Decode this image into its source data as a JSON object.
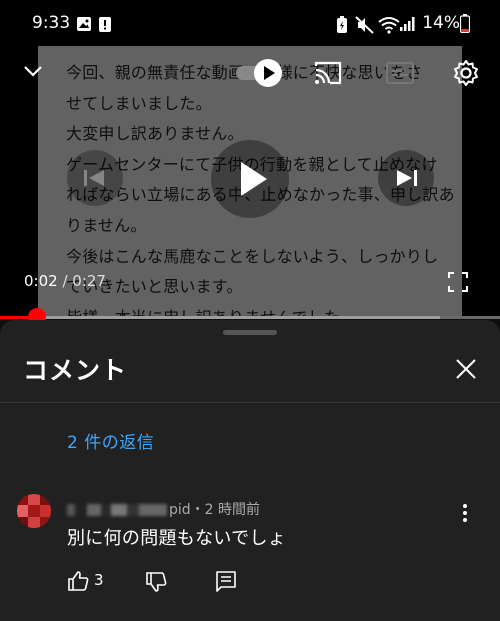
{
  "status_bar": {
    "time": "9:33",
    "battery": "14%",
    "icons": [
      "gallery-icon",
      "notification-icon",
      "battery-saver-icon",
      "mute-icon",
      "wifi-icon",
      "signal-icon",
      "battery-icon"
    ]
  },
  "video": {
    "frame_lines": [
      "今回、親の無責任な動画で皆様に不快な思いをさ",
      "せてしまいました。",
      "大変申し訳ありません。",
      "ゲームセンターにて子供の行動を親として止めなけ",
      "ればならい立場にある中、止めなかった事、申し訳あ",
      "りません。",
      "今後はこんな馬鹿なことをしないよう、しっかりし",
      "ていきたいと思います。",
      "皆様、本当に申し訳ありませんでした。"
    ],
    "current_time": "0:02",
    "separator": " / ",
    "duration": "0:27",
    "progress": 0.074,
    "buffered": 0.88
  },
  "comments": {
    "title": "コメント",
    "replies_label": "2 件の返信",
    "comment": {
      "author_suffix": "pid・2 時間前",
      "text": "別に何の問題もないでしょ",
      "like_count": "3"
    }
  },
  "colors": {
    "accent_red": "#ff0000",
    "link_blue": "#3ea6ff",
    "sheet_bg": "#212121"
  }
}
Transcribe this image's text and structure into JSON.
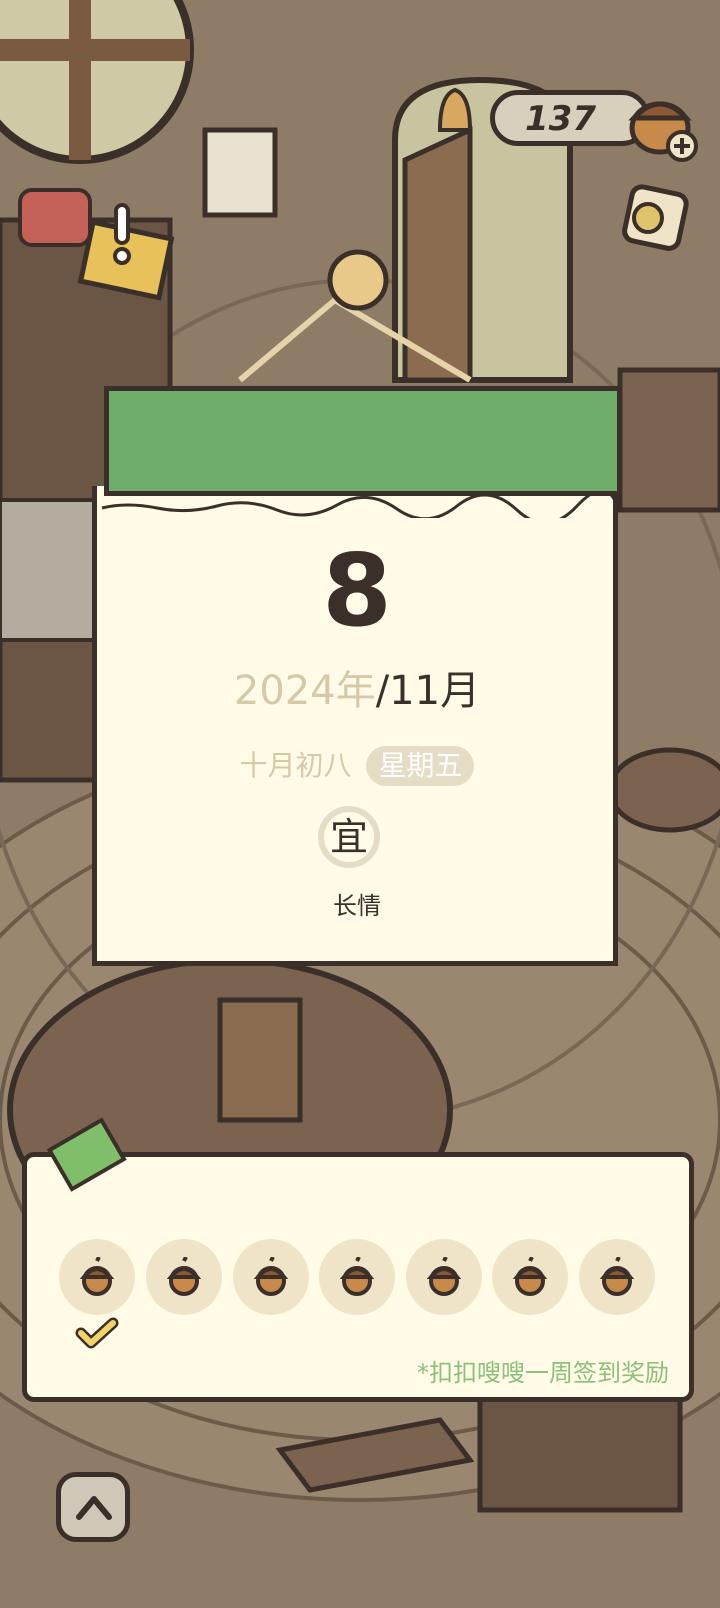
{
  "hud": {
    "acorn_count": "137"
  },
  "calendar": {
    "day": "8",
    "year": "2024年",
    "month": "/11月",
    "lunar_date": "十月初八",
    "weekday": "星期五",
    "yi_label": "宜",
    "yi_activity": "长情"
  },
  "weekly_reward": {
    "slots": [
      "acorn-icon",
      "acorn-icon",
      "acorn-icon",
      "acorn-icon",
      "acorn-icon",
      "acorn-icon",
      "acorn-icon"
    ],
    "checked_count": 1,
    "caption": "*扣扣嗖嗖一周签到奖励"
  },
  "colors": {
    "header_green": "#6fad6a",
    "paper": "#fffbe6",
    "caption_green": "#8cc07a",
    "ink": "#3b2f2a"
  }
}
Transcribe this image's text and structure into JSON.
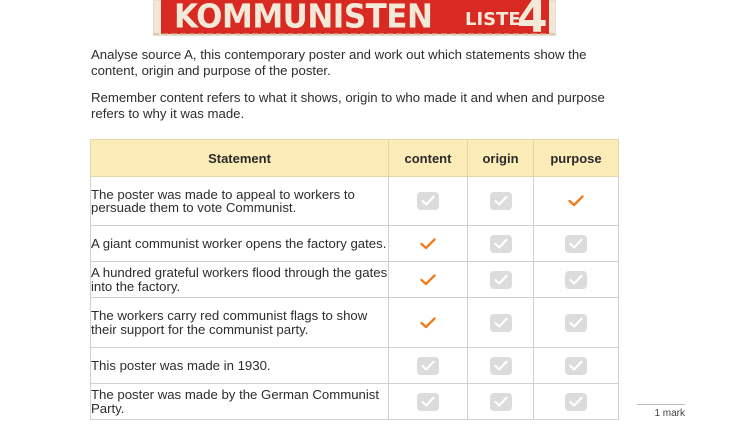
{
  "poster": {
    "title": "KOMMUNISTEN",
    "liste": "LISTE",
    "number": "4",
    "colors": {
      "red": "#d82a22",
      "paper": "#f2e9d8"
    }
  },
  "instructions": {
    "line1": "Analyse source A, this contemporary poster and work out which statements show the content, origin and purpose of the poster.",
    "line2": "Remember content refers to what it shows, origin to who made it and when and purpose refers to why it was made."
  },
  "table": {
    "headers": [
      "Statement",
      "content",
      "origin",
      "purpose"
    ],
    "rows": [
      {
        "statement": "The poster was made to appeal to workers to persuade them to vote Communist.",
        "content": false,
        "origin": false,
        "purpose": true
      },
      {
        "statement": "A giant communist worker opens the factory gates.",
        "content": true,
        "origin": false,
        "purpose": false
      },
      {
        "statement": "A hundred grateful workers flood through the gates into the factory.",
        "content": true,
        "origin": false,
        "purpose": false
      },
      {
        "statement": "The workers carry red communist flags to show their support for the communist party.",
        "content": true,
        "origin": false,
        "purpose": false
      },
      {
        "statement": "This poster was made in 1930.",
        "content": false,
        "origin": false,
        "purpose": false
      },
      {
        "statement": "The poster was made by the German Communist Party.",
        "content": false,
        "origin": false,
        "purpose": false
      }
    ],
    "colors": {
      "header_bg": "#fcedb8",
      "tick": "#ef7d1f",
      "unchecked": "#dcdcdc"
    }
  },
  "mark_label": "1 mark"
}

-=-=-=-=-

> [Exercise description]
Transcribe all the data word for word; the images stay out.

> [Complete answer]
Decode this image into its source data as a JSON object.
{
  "status_bar": {
    "time": "9:33",
    "battery": "14%",
    "icons": [
      "gallery-icon",
      "notification-icon",
      "battery-saver-icon",
      "mute-icon",
      "wifi-icon",
      "signal-icon",
      "battery-icon"
    ]
  },
  "video": {
    "frame_lines": [
      "今回、親の無責任な動画で皆様に不快な思いをさ",
      "せてしまいました。",
      "大変申し訳ありません。",
      "ゲームセンターにて子供の行動を親として止めなけ",
      "ればならい立場にある中、止めなかった事、申し訳あ",
      "りません。",
      "今後はこんな馬鹿なことをしないよう、しっかりし",
      "ていきたいと思います。",
      "皆様、本当に申し訳ありませんでした。"
    ],
    "current_time": "0:02",
    "separator": " / ",
    "duration": "0:27",
    "progress": 0.074,
    "buffered": 0.88
  },
  "comments": {
    "title": "コメント",
    "replies_label": "2 件の返信",
    "comment": {
      "author_suffix": "pid・2 時間前",
      "text": "別に何の問題もないでしょ",
      "like_count": "3"
    }
  },
  "colors": {
    "accent_red": "#ff0000",
    "link_blue": "#3ea6ff",
    "sheet_bg": "#212121"
  }
}
Transcribe this image's text and structure into JSON.
{
  "hud": {
    "acorn_count": "137"
  },
  "calendar": {
    "day": "8",
    "year": "2024年",
    "month": "/11月",
    "lunar_date": "十月初八",
    "weekday": "星期五",
    "yi_label": "宜",
    "yi_activity": "长情"
  },
  "weekly_reward": {
    "slots": [
      "acorn-icon",
      "acorn-icon",
      "acorn-icon",
      "acorn-icon",
      "acorn-icon",
      "acorn-icon",
      "acorn-icon"
    ],
    "checked_count": 1,
    "caption": "*扣扣嗖嗖一周签到奖励"
  },
  "colors": {
    "header_green": "#6fad6a",
    "paper": "#fffbe6",
    "caption_green": "#8cc07a",
    "ink": "#3b2f2a"
  }
}
Transcribe this image's text and structure into JSON.
{
  "poster": {
    "title": "KOMMUNISTEN",
    "liste": "LISTE",
    "number": "4",
    "colors": {
      "red": "#d82a22",
      "paper": "#f2e9d8"
    }
  },
  "instructions": {
    "line1": "Analyse source A, this contemporary poster and work out which statements show the content, origin and purpose of the poster.",
    "line2": "Remember content refers to what it shows, origin to who made it and when and purpose refers to why it was made."
  },
  "table": {
    "headers": [
      "Statement",
      "content",
      "origin",
      "purpose"
    ],
    "rows": [
      {
        "statement": "The poster was made to appeal to workers to persuade them to vote Communist.",
        "content": false,
        "origin": false,
        "purpose": true
      },
      {
        "statement": "A giant communist worker opens the factory gates.",
        "content": true,
        "origin": false,
        "purpose": false
      },
      {
        "statement": "A hundred grateful workers flood through the gates into the factory.",
        "content": true,
        "origin": false,
        "purpose": false
      },
      {
        "statement": "The workers carry red communist flags to show their support for the communist party.",
        "content": true,
        "origin": false,
        "purpose": false
      },
      {
        "statement": "This poster was made in 1930.",
        "content": false,
        "origin": false,
        "purpose": false
      },
      {
        "statement": "The poster was made by the German Communist Party.",
        "content": false,
        "origin": false,
        "purpose": false
      }
    ],
    "colors": {
      "header_bg": "#fcedb8",
      "tick": "#ef7d1f",
      "unchecked": "#dcdcdc"
    }
  },
  "mark_label": "1 mark"
}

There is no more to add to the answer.